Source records
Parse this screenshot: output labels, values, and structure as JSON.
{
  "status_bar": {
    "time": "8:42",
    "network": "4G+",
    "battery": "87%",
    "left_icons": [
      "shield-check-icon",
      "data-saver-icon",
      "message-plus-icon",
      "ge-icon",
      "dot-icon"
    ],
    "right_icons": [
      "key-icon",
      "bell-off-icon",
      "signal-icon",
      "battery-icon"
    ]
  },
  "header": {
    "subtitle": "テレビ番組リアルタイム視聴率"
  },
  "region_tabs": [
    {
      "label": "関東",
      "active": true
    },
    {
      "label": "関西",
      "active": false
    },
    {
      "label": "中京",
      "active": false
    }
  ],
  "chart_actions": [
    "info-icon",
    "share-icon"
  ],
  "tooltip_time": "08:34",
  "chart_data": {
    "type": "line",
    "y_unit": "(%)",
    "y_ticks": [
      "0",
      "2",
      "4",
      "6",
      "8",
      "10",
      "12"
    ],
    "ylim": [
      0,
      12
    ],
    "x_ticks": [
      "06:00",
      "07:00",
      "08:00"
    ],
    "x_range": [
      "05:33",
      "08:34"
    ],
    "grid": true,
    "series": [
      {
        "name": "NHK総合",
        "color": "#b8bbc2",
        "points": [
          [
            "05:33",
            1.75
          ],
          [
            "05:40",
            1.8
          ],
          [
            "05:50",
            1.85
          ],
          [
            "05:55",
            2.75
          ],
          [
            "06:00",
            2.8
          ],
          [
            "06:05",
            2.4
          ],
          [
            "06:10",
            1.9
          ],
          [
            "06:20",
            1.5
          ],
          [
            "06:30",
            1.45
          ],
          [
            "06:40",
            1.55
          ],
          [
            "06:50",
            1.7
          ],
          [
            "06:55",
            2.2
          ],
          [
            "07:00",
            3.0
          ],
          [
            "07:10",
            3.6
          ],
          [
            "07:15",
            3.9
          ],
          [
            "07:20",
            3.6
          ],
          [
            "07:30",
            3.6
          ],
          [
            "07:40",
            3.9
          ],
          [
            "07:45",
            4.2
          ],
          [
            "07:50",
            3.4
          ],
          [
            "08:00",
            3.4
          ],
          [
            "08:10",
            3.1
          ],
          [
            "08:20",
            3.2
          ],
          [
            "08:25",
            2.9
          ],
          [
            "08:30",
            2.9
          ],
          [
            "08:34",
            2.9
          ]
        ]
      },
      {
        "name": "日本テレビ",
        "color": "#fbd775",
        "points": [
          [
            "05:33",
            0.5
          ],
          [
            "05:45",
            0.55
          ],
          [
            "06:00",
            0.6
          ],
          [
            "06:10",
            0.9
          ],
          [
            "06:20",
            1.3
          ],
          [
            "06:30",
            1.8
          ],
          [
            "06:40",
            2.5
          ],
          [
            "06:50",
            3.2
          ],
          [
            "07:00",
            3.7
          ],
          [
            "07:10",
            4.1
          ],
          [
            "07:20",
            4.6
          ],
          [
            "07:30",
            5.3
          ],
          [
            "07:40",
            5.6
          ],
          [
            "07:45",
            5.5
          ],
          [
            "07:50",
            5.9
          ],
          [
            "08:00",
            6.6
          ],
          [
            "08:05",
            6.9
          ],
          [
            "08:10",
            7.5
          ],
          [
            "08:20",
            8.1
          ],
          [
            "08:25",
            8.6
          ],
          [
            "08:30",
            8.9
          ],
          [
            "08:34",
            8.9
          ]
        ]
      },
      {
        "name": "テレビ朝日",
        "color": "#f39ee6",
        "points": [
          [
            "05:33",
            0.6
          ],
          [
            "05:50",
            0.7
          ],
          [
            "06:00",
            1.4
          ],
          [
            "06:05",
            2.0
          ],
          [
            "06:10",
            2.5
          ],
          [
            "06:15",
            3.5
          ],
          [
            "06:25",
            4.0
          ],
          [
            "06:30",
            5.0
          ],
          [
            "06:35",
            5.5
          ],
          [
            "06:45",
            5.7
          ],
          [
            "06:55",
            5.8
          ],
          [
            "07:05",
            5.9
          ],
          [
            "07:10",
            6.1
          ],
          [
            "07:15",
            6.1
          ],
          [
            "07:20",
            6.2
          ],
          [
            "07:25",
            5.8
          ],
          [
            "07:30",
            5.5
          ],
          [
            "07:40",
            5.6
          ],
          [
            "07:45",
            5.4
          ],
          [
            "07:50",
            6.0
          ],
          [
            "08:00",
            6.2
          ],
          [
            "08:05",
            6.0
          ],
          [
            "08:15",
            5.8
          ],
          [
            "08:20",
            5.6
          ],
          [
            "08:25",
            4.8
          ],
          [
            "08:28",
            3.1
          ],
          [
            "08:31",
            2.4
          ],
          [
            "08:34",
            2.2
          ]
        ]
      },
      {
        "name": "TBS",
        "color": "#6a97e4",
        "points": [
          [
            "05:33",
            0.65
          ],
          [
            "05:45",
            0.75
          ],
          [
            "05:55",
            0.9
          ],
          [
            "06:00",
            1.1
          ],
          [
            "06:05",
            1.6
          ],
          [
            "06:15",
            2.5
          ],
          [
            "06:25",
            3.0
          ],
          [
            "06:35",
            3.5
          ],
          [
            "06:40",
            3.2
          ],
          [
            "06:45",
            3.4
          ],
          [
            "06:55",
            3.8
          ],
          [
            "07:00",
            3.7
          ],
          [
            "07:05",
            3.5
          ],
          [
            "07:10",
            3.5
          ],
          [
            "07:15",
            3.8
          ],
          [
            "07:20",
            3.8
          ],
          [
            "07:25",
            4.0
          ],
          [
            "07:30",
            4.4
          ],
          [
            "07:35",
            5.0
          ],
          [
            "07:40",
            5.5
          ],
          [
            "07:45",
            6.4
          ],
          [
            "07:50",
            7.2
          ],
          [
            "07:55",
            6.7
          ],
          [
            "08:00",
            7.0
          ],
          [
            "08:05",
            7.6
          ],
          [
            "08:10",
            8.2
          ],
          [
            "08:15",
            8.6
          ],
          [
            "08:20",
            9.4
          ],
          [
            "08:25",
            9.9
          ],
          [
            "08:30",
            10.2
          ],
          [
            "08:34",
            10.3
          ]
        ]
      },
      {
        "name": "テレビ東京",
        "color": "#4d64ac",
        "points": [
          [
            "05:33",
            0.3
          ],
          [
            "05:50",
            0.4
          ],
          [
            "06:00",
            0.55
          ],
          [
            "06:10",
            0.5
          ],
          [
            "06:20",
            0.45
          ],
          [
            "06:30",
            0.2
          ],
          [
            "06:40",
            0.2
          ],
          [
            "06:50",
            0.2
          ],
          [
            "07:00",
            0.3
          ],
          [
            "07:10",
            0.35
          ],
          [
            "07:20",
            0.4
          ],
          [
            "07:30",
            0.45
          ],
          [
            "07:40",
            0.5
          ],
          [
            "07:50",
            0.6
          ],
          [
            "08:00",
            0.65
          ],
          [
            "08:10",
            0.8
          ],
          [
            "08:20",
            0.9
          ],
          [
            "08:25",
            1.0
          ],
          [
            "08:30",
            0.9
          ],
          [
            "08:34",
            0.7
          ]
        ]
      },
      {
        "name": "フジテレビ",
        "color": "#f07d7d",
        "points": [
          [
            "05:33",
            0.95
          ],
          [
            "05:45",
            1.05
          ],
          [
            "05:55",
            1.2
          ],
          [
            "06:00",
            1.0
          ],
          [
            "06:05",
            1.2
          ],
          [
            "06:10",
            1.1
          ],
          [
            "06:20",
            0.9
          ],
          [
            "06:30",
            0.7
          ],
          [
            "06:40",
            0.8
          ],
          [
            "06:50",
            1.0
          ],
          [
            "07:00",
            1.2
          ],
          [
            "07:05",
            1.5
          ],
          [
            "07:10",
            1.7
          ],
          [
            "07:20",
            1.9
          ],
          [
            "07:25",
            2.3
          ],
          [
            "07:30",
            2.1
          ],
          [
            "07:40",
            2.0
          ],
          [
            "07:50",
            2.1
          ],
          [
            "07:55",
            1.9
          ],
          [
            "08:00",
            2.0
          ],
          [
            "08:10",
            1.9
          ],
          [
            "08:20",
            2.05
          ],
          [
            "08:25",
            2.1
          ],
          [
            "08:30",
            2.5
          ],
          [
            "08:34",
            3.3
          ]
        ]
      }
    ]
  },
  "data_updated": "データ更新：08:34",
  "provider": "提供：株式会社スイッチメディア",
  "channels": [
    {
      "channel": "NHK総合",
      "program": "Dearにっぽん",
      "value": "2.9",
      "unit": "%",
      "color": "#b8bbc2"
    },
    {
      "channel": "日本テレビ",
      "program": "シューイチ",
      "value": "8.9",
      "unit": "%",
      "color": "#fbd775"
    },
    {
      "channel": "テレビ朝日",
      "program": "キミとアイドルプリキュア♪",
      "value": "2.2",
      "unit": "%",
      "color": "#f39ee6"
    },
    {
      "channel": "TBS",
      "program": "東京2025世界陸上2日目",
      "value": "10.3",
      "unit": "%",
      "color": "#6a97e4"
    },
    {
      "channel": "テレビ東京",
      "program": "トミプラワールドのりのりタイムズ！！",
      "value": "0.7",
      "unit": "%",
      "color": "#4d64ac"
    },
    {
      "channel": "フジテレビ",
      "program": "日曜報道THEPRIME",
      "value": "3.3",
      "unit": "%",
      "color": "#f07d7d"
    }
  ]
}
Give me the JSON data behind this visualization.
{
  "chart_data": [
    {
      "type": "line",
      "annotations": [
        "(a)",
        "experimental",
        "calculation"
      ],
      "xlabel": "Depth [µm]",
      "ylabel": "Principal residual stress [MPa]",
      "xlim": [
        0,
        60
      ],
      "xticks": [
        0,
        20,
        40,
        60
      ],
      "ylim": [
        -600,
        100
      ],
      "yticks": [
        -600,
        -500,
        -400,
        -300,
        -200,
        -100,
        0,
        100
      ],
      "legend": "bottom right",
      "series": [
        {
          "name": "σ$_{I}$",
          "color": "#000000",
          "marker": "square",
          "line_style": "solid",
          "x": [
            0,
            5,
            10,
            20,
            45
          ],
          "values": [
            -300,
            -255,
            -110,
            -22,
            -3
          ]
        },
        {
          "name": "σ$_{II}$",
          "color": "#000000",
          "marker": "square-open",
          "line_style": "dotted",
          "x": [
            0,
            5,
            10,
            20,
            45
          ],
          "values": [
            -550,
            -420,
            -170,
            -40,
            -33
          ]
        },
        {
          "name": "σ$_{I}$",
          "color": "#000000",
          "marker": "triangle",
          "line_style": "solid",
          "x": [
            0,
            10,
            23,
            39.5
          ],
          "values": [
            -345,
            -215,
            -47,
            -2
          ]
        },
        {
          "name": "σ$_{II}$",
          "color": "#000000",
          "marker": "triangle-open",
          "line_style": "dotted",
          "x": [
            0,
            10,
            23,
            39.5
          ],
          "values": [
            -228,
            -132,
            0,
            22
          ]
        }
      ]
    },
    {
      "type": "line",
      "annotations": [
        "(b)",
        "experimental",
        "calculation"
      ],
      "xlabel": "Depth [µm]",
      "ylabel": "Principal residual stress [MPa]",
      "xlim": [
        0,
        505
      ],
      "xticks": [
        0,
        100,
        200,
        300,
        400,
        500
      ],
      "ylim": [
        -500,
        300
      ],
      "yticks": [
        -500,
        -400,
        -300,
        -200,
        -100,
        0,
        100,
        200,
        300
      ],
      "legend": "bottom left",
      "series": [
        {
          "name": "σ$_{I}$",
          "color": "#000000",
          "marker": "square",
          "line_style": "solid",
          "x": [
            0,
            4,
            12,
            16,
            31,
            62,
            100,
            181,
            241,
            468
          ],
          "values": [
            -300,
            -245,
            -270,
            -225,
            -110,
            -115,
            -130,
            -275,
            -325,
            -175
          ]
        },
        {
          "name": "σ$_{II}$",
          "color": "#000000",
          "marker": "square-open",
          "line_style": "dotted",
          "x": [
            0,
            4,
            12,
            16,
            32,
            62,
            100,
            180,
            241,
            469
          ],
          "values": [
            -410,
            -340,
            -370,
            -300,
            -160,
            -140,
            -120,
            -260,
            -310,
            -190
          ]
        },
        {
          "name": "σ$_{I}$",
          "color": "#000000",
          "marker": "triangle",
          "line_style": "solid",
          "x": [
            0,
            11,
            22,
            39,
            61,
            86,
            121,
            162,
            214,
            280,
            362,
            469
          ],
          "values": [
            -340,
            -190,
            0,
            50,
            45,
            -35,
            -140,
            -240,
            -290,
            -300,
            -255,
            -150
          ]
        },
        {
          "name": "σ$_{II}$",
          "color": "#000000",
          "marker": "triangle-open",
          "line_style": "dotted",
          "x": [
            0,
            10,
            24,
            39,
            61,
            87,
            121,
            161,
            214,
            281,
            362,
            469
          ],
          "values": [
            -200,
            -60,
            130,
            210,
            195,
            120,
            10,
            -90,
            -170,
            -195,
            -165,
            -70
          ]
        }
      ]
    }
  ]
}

REQUIRED WORK :: Which lines hold the word "bottom"? Copy all of them.

THE RESULT ::
      "legend": "bottom right",
      "legend": "bottom left",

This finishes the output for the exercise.